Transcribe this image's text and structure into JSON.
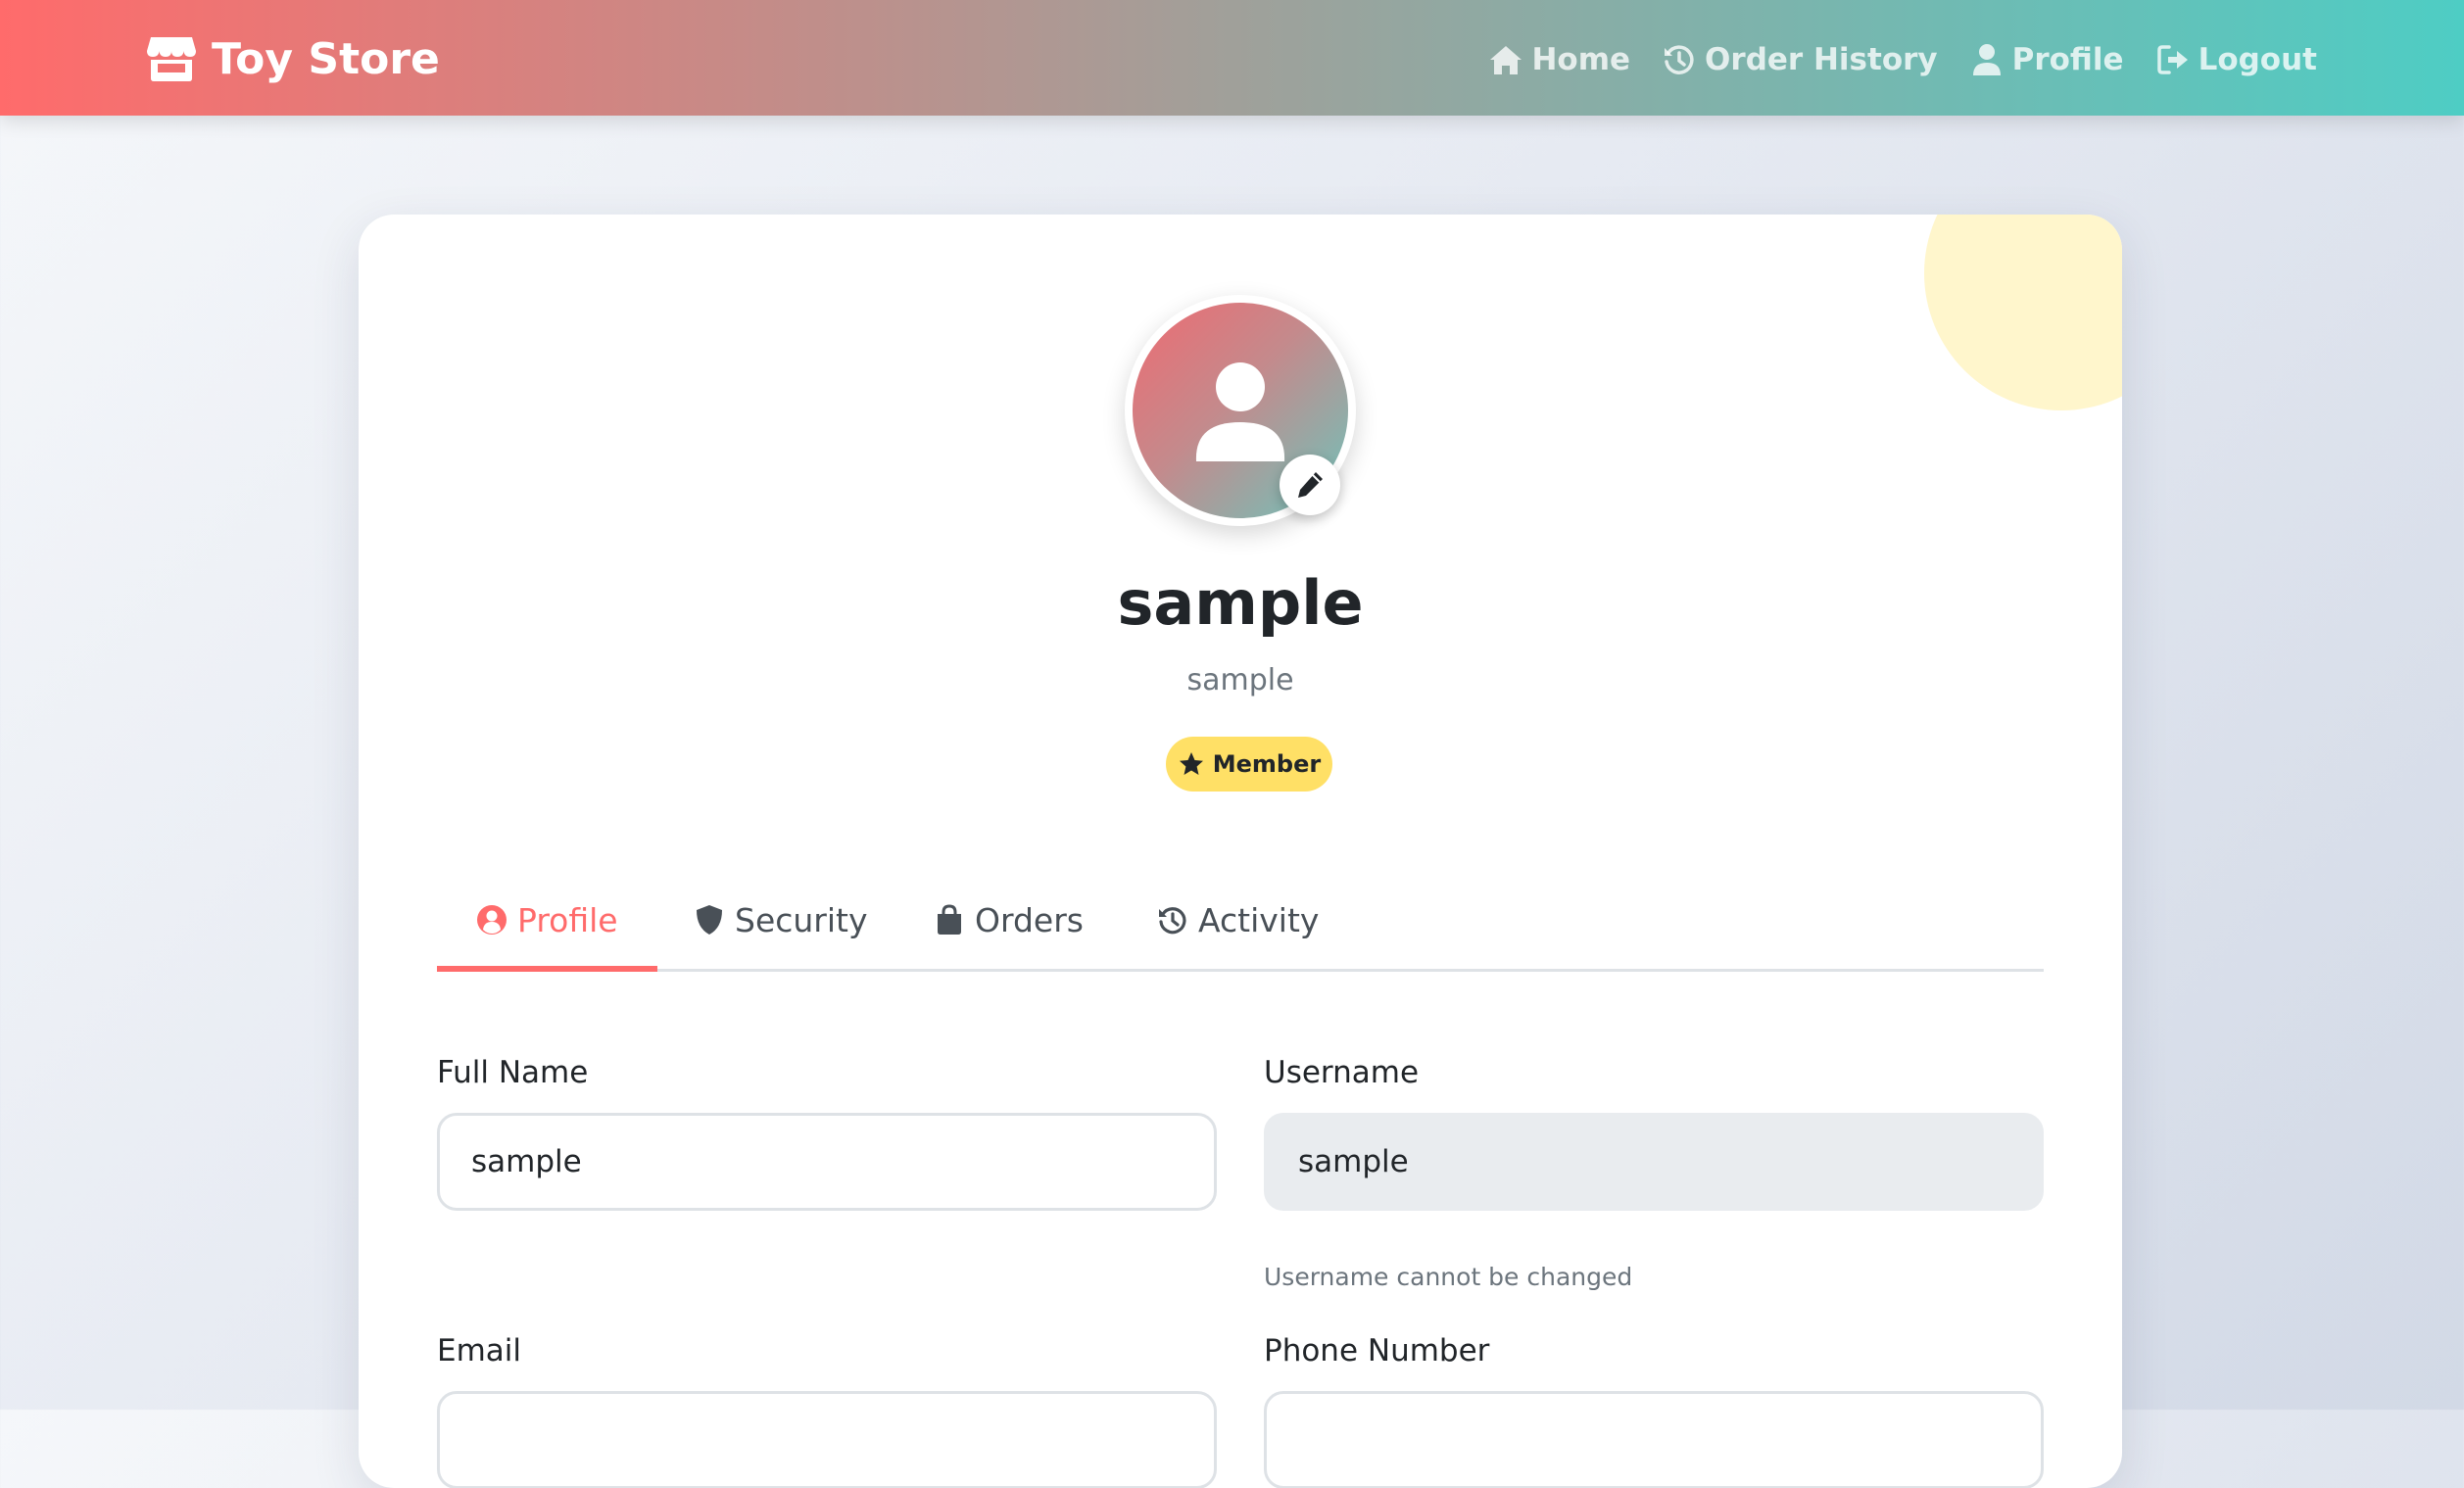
{
  "navbar": {
    "brand": "Toy Store",
    "links": [
      {
        "label": "Home",
        "icon": "home-icon"
      },
      {
        "label": "Order History",
        "icon": "history-icon"
      },
      {
        "label": "Profile",
        "icon": "user-icon"
      },
      {
        "label": "Logout",
        "icon": "logout-icon"
      }
    ]
  },
  "profile": {
    "name": "sample",
    "username": "sample",
    "badge": "Member"
  },
  "tabs": [
    {
      "label": "Profile",
      "icon": "user-circle-icon",
      "active": true
    },
    {
      "label": "Security",
      "icon": "shield-icon",
      "active": false
    },
    {
      "label": "Orders",
      "icon": "shopping-bag-icon",
      "active": false
    },
    {
      "label": "Activity",
      "icon": "history-icon",
      "active": false
    }
  ],
  "form": {
    "full_name": {
      "label": "Full Name",
      "value": "sample"
    },
    "username": {
      "label": "Username",
      "value": "sample",
      "hint": "Username cannot be changed"
    },
    "email": {
      "label": "Email",
      "value": ""
    },
    "phone": {
      "label": "Phone Number",
      "value": ""
    }
  },
  "colors": {
    "accent": "#ff6b6b",
    "teal": "#4ecdc4",
    "badge": "#ffe066"
  }
}
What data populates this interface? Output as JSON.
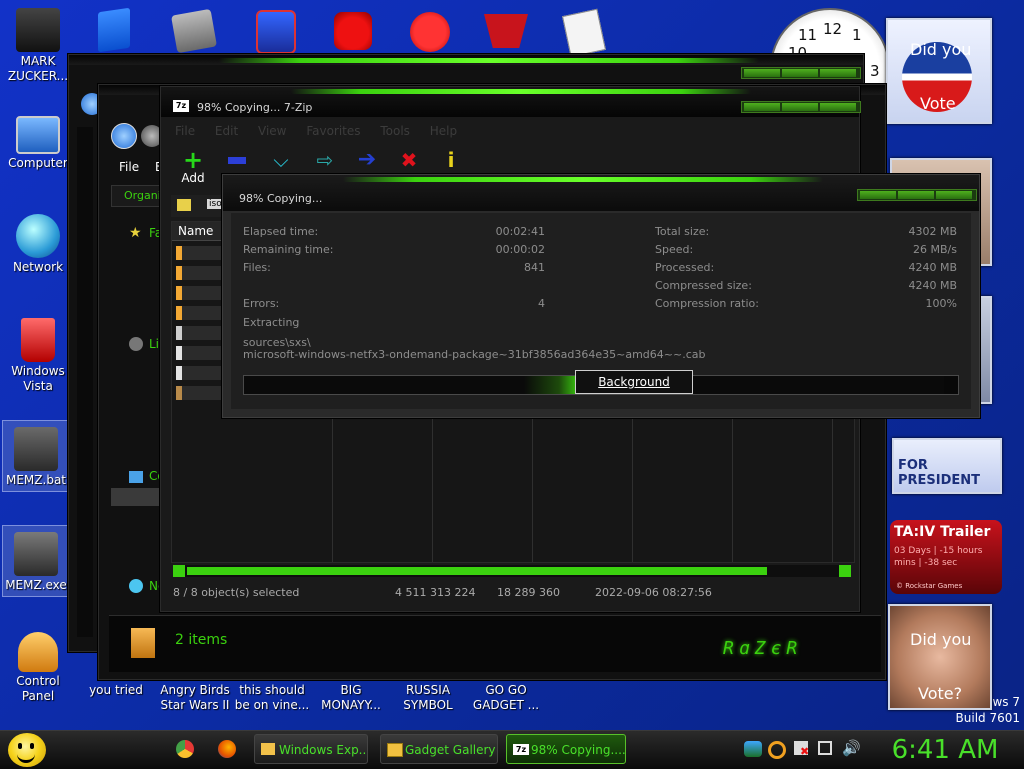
{
  "desktop": {
    "icons_left": [
      {
        "label": "MARK ZUCKER..."
      },
      {
        "label": "Computer"
      },
      {
        "label": "Network"
      },
      {
        "label": "Windows Vista"
      },
      {
        "label": "MEMZ.bat"
      },
      {
        "label": "MEMZ.exe"
      },
      {
        "label": "Control Panel"
      }
    ],
    "icons_bottom": [
      {
        "label": "you tried"
      },
      {
        "label": "Angry Birds Star Wars II"
      },
      {
        "label": "this should be on vine..."
      },
      {
        "label": "BIG MONAYY..."
      },
      {
        "label": "RUSSIA SYMBOL"
      },
      {
        "label": "GO GO GADGET ..."
      }
    ],
    "watermark_line1": "ows 7",
    "watermark_line2": "Build 7601"
  },
  "gadgets": {
    "did_you_vote_top": "Did you",
    "vote_bottom": "Vote",
    "for_president": "FOR PRESIDENT",
    "gta_title": "TA:IV Trailer",
    "gta_line1": "03 Days | -15 hours",
    "gta_line2": "mins | -38 sec",
    "gta_footer": "© Rockstar Games",
    "did_you_vote2_top": "Did you",
    "did_you_vote2_bottom": "Vote?",
    "clock_numbers": [
      "12",
      "10",
      "11",
      "1",
      "3"
    ]
  },
  "explorer": {
    "file_menu": "File",
    "edit_menu": "E",
    "organize": "Organiz",
    "fav_label": "Fa",
    "lib_label": "Li",
    "comp_label": "Co",
    "net_label": "Ne",
    "items_count": "2 items"
  },
  "sevenzip": {
    "title": "98% Copying... 7-Zip",
    "menu": [
      "File",
      "Edit",
      "View",
      "Favorites",
      "Tools",
      "Help"
    ],
    "toolbar": [
      {
        "label": "Add",
        "icon": "plus-icon",
        "color": "#27d81a"
      },
      {
        "label": "Extract",
        "icon": "minus-icon",
        "color": "#2c3fd8"
      },
      {
        "label": "Test",
        "icon": "check-icon",
        "color": "#28c6d8"
      },
      {
        "label": "Copy",
        "icon": "copy-arrow-icon",
        "color": "#2aa8a8"
      },
      {
        "label": "Move",
        "icon": "move-arrow-icon",
        "color": "#243fd0"
      },
      {
        "label": "Delete",
        "icon": "delete-x-icon",
        "color": "#e0121c"
      },
      {
        "label": "Info",
        "icon": "info-icon",
        "color": "#e8d21c"
      }
    ],
    "column_name": "Name",
    "path_tag": "iso",
    "status": {
      "selected": "8 / 8 object(s) selected",
      "size": "4 511 313 224",
      "packed": "18 289 360",
      "date": "2022-09-06 08:27:56"
    }
  },
  "progress": {
    "title": "98% Copying...",
    "elapsed_label": "Elapsed time:",
    "elapsed_value": "00:02:41",
    "remaining_label": "Remaining time:",
    "remaining_value": "00:00:02",
    "files_label": "Files:",
    "files_value": "841",
    "errors_label": "Errors:",
    "errors_value": "4",
    "total_label": "Total size:",
    "total_value": "4302 MB",
    "speed_label": "Speed:",
    "speed_value": "26 MB/s",
    "processed_label": "Processed:",
    "processed_value": "4240 MB",
    "compressed_label": "Compressed size:",
    "compressed_value": "4240 MB",
    "ratio_label": "Compression ratio:",
    "ratio_value": "100%",
    "extracting": "Extracting",
    "path_line1": "sources\\sxs\\",
    "path_line2": "microsoft-windows-netfx3-ondemand-package~31bf3856ad364e35~amd64~~.cab",
    "percent": 98,
    "background_button": "Background"
  },
  "taskbar": {
    "tasks": [
      {
        "label": "Windows Exp..."
      },
      {
        "label": "Gadget Gallery"
      },
      {
        "label": "98% Copying...."
      }
    ],
    "clock": "6:41 AM"
  },
  "colors": {
    "accent_green": "#3bd10f",
    "clock_green": "#49e02a"
  }
}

━━━━━━━━━━━━━━━━━━━━━━━━━━━━━━

- WHAT IS BEING ASKED
The records shown above are to be repeated exactly, with the pictures left out.

- SOLUTION BELOW
Transcribe this image's text and structure into JSON.
{
  "navbar": {
    "brand": "Toy Store",
    "links": [
      {
        "label": "Home",
        "icon": "home-icon"
      },
      {
        "label": "Order History",
        "icon": "history-icon"
      },
      {
        "label": "Profile",
        "icon": "user-icon"
      },
      {
        "label": "Logout",
        "icon": "logout-icon"
      }
    ]
  },
  "profile": {
    "name": "sample",
    "username": "sample",
    "badge": "Member"
  },
  "tabs": [
    {
      "label": "Profile",
      "icon": "user-circle-icon",
      "active": true
    },
    {
      "label": "Security",
      "icon": "shield-icon",
      "active": false
    },
    {
      "label": "Orders",
      "icon": "shopping-bag-icon",
      "active": false
    },
    {
      "label": "Activity",
      "icon": "history-icon",
      "active": false
    }
  ],
  "form": {
    "full_name": {
      "label": "Full Name",
      "value": "sample"
    },
    "username": {
      "label": "Username",
      "value": "sample",
      "hint": "Username cannot be changed"
    },
    "email": {
      "label": "Email",
      "value": ""
    },
    "phone": {
      "label": "Phone Number",
      "value": ""
    }
  },
  "colors": {
    "accent": "#ff6b6b",
    "teal": "#4ecdc4",
    "badge": "#ffe066"
  }
}
What data populates this interface? Output as JSON.
{
  "desktop": {
    "icons_left": [
      {
        "label": "MARK ZUCKER..."
      },
      {
        "label": "Computer"
      },
      {
        "label": "Network"
      },
      {
        "label": "Windows Vista"
      },
      {
        "label": "MEMZ.bat"
      },
      {
        "label": "MEMZ.exe"
      },
      {
        "label": "Control Panel"
      }
    ],
    "icons_bottom": [
      {
        "label": "you tried"
      },
      {
        "label": "Angry Birds Star Wars II"
      },
      {
        "label": "this should be on vine..."
      },
      {
        "label": "BIG MONAYY..."
      },
      {
        "label": "RUSSIA SYMBOL"
      },
      {
        "label": "GO GO GADGET ..."
      }
    ],
    "watermark_line1": "ows 7",
    "watermark_line2": "Build 7601"
  },
  "gadgets": {
    "did_you_vote_top": "Did you",
    "vote_bottom": "Vote",
    "for_president": "FOR PRESIDENT",
    "gta_title": "TA:IV Trailer",
    "gta_line1": "03 Days | -15 hours",
    "gta_line2": "mins | -38 sec",
    "gta_footer": "© Rockstar Games",
    "did_you_vote2_top": "Did you",
    "did_you_vote2_bottom": "Vote?",
    "clock_numbers": [
      "12",
      "10",
      "11",
      "1",
      "3"
    ]
  },
  "explorer": {
    "file_menu": "File",
    "edit_menu": "E",
    "organize": "Organiz",
    "fav_label": "Fa",
    "lib_label": "Li",
    "comp_label": "Co",
    "net_label": "Ne",
    "items_count": "2 items"
  },
  "sevenzip": {
    "title": "98% Copying... 7-Zip",
    "menu": [
      "File",
      "Edit",
      "View",
      "Favorites",
      "Tools",
      "Help"
    ],
    "toolbar": [
      {
        "label": "Add",
        "icon": "plus-icon",
        "color": "#27d81a"
      },
      {
        "label": "Extract",
        "icon": "minus-icon",
        "color": "#2c3fd8"
      },
      {
        "label": "Test",
        "icon": "check-icon",
        "color": "#28c6d8"
      },
      {
        "label": "Copy",
        "icon": "copy-arrow-icon",
        "color": "#2aa8a8"
      },
      {
        "label": "Move",
        "icon": "move-arrow-icon",
        "color": "#243fd0"
      },
      {
        "label": "Delete",
        "icon": "delete-x-icon",
        "color": "#e0121c"
      },
      {
        "label": "Info",
        "icon": "info-icon",
        "color": "#e8d21c"
      }
    ],
    "column_name": "Name",
    "path_tag": "iso",
    "status": {
      "selected": "8 / 8 object(s) selected",
      "size": "4 511 313 224",
      "packed": "18 289 360",
      "date": "2022-09-06 08:27:56"
    }
  },
  "progress": {
    "title": "98% Copying...",
    "elapsed_label": "Elapsed time:",
    "elapsed_value": "00:02:41",
    "remaining_label": "Remaining time:",
    "remaining_value": "00:00:02",
    "files_label": "Files:",
    "files_value": "841",
    "errors_label": "Errors:",
    "errors_value": "4",
    "total_label": "Total size:",
    "total_value": "4302 MB",
    "speed_label": "Speed:",
    "speed_value": "26 MB/s",
    "processed_label": "Processed:",
    "processed_value": "4240 MB",
    "compressed_label": "Compressed size:",
    "compressed_value": "4240 MB",
    "ratio_label": "Compression ratio:",
    "ratio_value": "100%",
    "extracting": "Extracting",
    "path_line1": "sources\\sxs\\",
    "path_line2": "microsoft-windows-netfx3-ondemand-package~31bf3856ad364e35~amd64~~.cab",
    "percent": 98,
    "background_button": "Background"
  },
  "taskbar": {
    "tasks": [
      {
        "label": "Windows Exp..."
      },
      {
        "label": "Gadget Gallery"
      },
      {
        "label": "98% Copying...."
      }
    ],
    "clock": "6:41 AM"
  },
  "colors": {
    "accent_green": "#3bd10f",
    "clock_green": "#49e02a"
  }
}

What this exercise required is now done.